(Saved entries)
• • •
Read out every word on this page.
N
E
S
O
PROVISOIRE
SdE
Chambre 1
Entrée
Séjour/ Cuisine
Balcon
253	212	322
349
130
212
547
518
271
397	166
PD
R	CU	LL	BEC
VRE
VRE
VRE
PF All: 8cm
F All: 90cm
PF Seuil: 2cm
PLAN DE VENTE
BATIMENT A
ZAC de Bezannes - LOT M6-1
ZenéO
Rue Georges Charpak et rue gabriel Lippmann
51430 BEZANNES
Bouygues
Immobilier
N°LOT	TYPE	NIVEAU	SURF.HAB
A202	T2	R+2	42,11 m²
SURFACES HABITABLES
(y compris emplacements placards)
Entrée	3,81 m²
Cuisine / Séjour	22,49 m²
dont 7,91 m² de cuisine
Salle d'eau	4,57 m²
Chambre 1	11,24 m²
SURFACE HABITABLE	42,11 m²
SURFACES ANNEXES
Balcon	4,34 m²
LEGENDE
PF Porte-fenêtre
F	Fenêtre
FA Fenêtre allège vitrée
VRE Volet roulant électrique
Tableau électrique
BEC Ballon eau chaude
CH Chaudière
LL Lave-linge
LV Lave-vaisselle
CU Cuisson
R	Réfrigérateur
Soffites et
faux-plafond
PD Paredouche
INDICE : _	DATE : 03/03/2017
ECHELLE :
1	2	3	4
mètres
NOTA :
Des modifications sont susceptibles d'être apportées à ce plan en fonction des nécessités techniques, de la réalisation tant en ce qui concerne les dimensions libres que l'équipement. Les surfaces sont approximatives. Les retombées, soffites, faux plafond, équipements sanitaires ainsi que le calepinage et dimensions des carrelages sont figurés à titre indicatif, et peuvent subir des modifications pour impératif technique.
• • •
## Task goal
Across the material above, count every line holding "plafond" and write down only the number.

## Final result
2